(Stored data)
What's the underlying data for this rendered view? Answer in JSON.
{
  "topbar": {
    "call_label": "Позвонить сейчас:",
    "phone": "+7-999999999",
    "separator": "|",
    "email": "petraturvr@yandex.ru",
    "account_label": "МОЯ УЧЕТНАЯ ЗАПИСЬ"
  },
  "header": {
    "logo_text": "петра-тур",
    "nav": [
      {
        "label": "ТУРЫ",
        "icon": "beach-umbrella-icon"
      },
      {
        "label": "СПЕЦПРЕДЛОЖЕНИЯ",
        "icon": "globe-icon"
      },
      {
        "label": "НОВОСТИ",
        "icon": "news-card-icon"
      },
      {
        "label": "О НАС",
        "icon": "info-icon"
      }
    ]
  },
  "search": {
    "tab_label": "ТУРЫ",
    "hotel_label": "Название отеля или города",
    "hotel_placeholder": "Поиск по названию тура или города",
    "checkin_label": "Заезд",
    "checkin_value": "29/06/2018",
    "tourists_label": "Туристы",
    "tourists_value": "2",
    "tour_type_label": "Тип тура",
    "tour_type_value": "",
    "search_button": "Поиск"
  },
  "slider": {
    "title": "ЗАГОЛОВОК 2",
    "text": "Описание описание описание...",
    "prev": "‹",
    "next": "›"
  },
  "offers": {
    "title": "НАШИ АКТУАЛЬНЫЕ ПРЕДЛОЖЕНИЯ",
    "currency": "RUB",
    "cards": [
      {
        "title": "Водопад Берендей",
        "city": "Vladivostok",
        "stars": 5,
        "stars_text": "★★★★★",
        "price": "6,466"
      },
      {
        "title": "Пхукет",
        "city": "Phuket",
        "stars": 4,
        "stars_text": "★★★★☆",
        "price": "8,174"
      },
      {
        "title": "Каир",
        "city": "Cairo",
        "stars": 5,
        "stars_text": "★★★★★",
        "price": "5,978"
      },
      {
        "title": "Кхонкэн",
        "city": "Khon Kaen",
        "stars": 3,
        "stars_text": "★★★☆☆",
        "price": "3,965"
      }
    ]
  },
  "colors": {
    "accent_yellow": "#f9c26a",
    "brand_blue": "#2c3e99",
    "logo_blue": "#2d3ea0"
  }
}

● The exercise:
Would you write down every record again, exactly?

● Response to the exercise:
What's the underlying data for this rendered view? Answer in JSON.
{
  "topbar": {
    "call_label": "Позвонить сейчас:",
    "phone": "+7-999999999",
    "separator": "|",
    "email": "petraturvr@yandex.ru",
    "account_label": "МОЯ УЧЕТНАЯ ЗАПИСЬ"
  },
  "header": {
    "logo_text": "петра-тур",
    "nav": [
      {
        "label": "ТУРЫ",
        "icon": "beach-umbrella-icon"
      },
      {
        "label": "СПЕЦПРЕДЛОЖЕНИЯ",
        "icon": "globe-icon"
      },
      {
        "label": "НОВОСТИ",
        "icon": "news-card-icon"
      },
      {
        "label": "О НАС",
        "icon": "info-icon"
      }
    ]
  },
  "search": {
    "tab_label": "ТУРЫ",
    "hotel_label": "Название отеля или города",
    "hotel_placeholder": "Поиск по названию тура или города",
    "checkin_label": "Заезд",
    "checkin_value": "29/06/2018",
    "tourists_label": "Туристы",
    "tourists_value": "2",
    "tour_type_label": "Тип тура",
    "tour_type_value": "",
    "search_button": "Поиск"
  },
  "slider": {
    "title": "ЗАГОЛОВОК 2",
    "text": "Описание описание описание...",
    "prev": "‹",
    "next": "›"
  },
  "offers": {
    "title": "НАШИ АКТУАЛЬНЫЕ ПРЕДЛОЖЕНИЯ",
    "currency": "RUB",
    "cards": [
      {
        "title": "Водопад Берендей",
        "city": "Vladivostok",
        "stars": 5,
        "stars_text": "★★★★★",
        "price": "6,466"
      },
      {
        "title": "Пхукет",
        "city": "Phuket",
        "stars": 4,
        "stars_text": "★★★★☆",
        "price": "8,174"
      },
      {
        "title": "Каир",
        "city": "Cairo",
        "stars": 5,
        "stars_text": "★★★★★",
        "price": "5,978"
      },
      {
        "title": "Кхонкэн",
        "city": "Khon Kaen",
        "stars": 3,
        "stars_text": "★★★☆☆",
        "price": "3,965"
      }
    ]
  },
  "colors": {
    "accent_yellow": "#f9c26a",
    "brand_blue": "#2c3e99",
    "logo_blue": "#2d3ea0"
  }
}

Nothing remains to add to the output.